● **TASK INPUTS**
══════

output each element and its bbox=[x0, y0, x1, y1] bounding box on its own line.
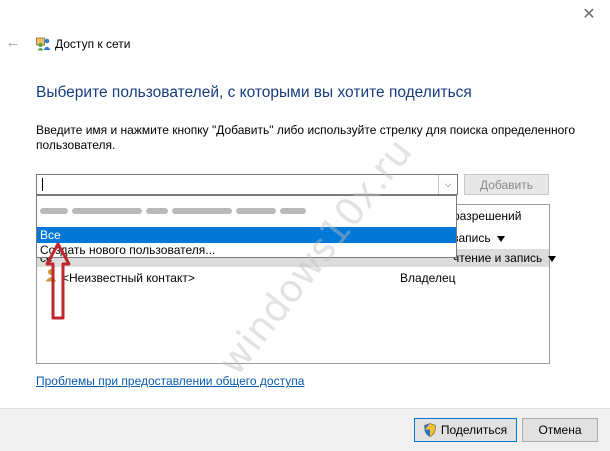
triangle-down-icon[interactable] bbox=[548, 255, 557, 262]
back-arrow-icon[interactable]: ← bbox=[4, 34, 22, 52]
close-icon[interactable]: ✕ bbox=[578, 4, 600, 26]
user-dropdown-list: Все Создать нового пользователя... bbox=[36, 195, 457, 258]
column-header-permission: разрешений bbox=[453, 209, 522, 223]
table-row-name: <Неизвестный контакт> bbox=[62, 271, 195, 285]
permission-label: чтение и запись bbox=[453, 251, 543, 265]
dropdown-item-create-user[interactable]: Создать нового пользователя... bbox=[37, 242, 456, 258]
annotation-arrow bbox=[45, 242, 71, 320]
share-button[interactable]: Поделиться bbox=[414, 418, 517, 442]
table-row-permission: Владелец bbox=[400, 271, 456, 285]
triangle-down-icon[interactable] bbox=[496, 235, 505, 242]
uac-shield-icon bbox=[424, 423, 436, 437]
window-title: Доступ к сети bbox=[55, 37, 131, 51]
cancel-button[interactable]: Отмена bbox=[522, 418, 598, 442]
sharing-problems-link[interactable]: Проблемы при предоставлении общего досту… bbox=[36, 374, 304, 388]
share-button-label: Поделиться bbox=[440, 423, 508, 437]
page-heading: Выберите пользователей, с которыми вы хо… bbox=[36, 84, 472, 101]
text-caret bbox=[42, 178, 43, 191]
network-share-icon bbox=[36, 37, 51, 51]
table-row-permission[interactable]: чтение и запись bbox=[453, 251, 557, 265]
table-row-permission[interactable]: запись bbox=[453, 231, 505, 245]
permission-label: запись bbox=[453, 231, 491, 245]
dropdown-item-everyone[interactable]: Все bbox=[37, 227, 456, 243]
instruction-text: Введите имя и нажмите кнопку "Добавить" … bbox=[36, 123, 576, 152]
footer-bar bbox=[0, 408, 610, 451]
add-button[interactable]: Добавить bbox=[464, 174, 549, 195]
chevron-down-icon[interactable]: ⌵ bbox=[438, 175, 457, 194]
dropdown-item-blurred[interactable] bbox=[37, 202, 456, 218]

══════

● **AIM**
Update the rows above by replacing "triangle-down-icon" with "arrow-down-icon" everywhere, leaving everything else unchanged, and omit the picture from your answer.

● **OUTPUT OF THE TASK**
output each element and its bbox=[x0, y0, x1, y1] bounding box on its own line.
arrow-down-icon[interactable] bbox=[548, 255, 557, 262]
back-arrow-icon[interactable]: ← bbox=[4, 34, 22, 52]
close-icon[interactable]: ✕ bbox=[578, 4, 600, 26]
user-dropdown-list: Все Создать нового пользователя... bbox=[36, 195, 457, 258]
column-header-permission: разрешений bbox=[453, 209, 522, 223]
table-row-name: <Неизвестный контакт> bbox=[62, 271, 195, 285]
permission-label: чтение и запись bbox=[453, 251, 543, 265]
dropdown-item-create-user[interactable]: Создать нового пользователя... bbox=[37, 242, 456, 258]
annotation-arrow bbox=[45, 242, 71, 320]
share-button[interactable]: Поделиться bbox=[414, 418, 517, 442]
table-row-permission: Владелец bbox=[400, 271, 456, 285]
arrow-down-icon[interactable] bbox=[496, 235, 505, 242]
uac-shield-icon bbox=[424, 423, 436, 437]
window-title: Доступ к сети bbox=[55, 37, 131, 51]
cancel-button[interactable]: Отмена bbox=[522, 418, 598, 442]
sharing-problems-link[interactable]: Проблемы при предоставлении общего досту… bbox=[36, 374, 304, 388]
share-button-label: Поделиться bbox=[440, 423, 508, 437]
page-heading: Выберите пользователей, с которыми вы хо… bbox=[36, 84, 472, 101]
text-caret bbox=[42, 178, 43, 191]
network-share-icon bbox=[36, 37, 51, 51]
table-row-permission[interactable]: чтение и запись bbox=[453, 251, 557, 265]
table-row-permission[interactable]: запись bbox=[453, 231, 505, 245]
permission-label: запись bbox=[453, 231, 491, 245]
dropdown-item-everyone[interactable]: Все bbox=[37, 227, 456, 243]
instruction-text: Введите имя и нажмите кнопку "Добавить" … bbox=[36, 123, 576, 152]
footer-bar bbox=[0, 408, 610, 451]
add-button[interactable]: Добавить bbox=[464, 174, 549, 195]
chevron-down-icon[interactable]: ⌵ bbox=[438, 175, 457, 194]
dropdown-item-blurred[interactable] bbox=[37, 202, 456, 218]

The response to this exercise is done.